> **Your goal**
Write down each entry again, exactly as it reads.

(Extracted data entries)
▬▬▬▬▬▬

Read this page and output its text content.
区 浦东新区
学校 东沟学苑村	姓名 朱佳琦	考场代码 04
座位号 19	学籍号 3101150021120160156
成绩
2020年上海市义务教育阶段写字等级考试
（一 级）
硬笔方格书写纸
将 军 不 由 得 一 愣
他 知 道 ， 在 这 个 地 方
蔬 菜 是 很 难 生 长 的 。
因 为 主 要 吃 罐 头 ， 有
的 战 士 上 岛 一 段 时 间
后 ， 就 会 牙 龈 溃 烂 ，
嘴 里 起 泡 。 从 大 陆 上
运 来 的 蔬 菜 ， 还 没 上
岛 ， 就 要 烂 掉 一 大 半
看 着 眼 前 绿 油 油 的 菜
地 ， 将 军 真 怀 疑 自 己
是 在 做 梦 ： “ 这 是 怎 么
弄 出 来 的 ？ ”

▬▬▬▬▬▬

> **Answer to the problem**
Read this page and output its text content.
区 浦东新区
学校 东沟学苑村	姓名 朱佳琦	考场代码 04
座位号 19	学籍号 3101150021120160156
成绩
2020年上海市义务教育阶段写字等级考试
（一 级）
硬笔方格书写纸
将 军 不 由 得 一 愣
他 知 道 ， 在 这 个 地 方
蔬 菜 是 很 难 生 长 的 。
因 为 主 要 吃 罐 头 ， 有
的 战 士 上 岛 一 段 时 间
后 ， 就 会 牙 龈 溃 烂 ，
嘴 里 起 泡 。 从 大 陆 上
运 来 的 蔬 菜 ， 还 没 上
岛 ， 就 要 烂 掉 一 大 半
看 着 眼 前 绿 油 油 的 菜
地 ， 将 军 真 怀 疑 自 己
是 在 做 梦 ： “ 这 是 怎 么
弄 出 来 的 ？ ”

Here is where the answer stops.